■ Given records
:::

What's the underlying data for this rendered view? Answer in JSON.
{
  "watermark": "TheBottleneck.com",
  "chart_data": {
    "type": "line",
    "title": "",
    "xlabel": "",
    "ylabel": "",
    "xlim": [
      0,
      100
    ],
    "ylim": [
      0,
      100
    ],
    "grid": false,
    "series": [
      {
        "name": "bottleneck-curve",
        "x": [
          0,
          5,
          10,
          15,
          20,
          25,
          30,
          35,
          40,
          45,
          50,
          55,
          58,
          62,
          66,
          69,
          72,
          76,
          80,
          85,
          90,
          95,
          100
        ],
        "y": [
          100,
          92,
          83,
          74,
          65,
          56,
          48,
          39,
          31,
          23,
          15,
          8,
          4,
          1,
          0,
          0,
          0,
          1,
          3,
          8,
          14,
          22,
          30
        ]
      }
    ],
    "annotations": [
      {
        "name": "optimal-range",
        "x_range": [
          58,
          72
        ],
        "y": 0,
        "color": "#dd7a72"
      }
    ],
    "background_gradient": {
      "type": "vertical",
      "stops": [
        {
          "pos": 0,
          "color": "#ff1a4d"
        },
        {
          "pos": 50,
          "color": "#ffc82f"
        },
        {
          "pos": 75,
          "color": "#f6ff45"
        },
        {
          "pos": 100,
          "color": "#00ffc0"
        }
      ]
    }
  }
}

:::

■ Exercise requirements
Faithfully reproduce all of the records, character for character.

■ Full solution
What's the underlying data for this rendered view? Answer in JSON.
{
  "watermark": "TheBottleneck.com",
  "chart_data": {
    "type": "line",
    "title": "",
    "xlabel": "",
    "ylabel": "",
    "xlim": [
      0,
      100
    ],
    "ylim": [
      0,
      100
    ],
    "grid": false,
    "series": [
      {
        "name": "bottleneck-curve",
        "x": [
          0,
          5,
          10,
          15,
          20,
          25,
          30,
          35,
          40,
          45,
          50,
          55,
          58,
          62,
          66,
          69,
          72,
          76,
          80,
          85,
          90,
          95,
          100
        ],
        "y": [
          100,
          92,
          83,
          74,
          65,
          56,
          48,
          39,
          31,
          23,
          15,
          8,
          4,
          1,
          0,
          0,
          0,
          1,
          3,
          8,
          14,
          22,
          30
        ]
      }
    ],
    "annotations": [
      {
        "name": "optimal-range",
        "x_range": [
          58,
          72
        ],
        "y": 0,
        "color": "#dd7a72"
      }
    ],
    "background_gradient": {
      "type": "vertical",
      "stops": [
        {
          "pos": 0,
          "color": "#ff1a4d"
        },
        {
          "pos": 50,
          "color": "#ffc82f"
        },
        {
          "pos": 75,
          "color": "#f6ff45"
        },
        {
          "pos": 100,
          "color": "#00ffc0"
        }
      ]
    }
  }
}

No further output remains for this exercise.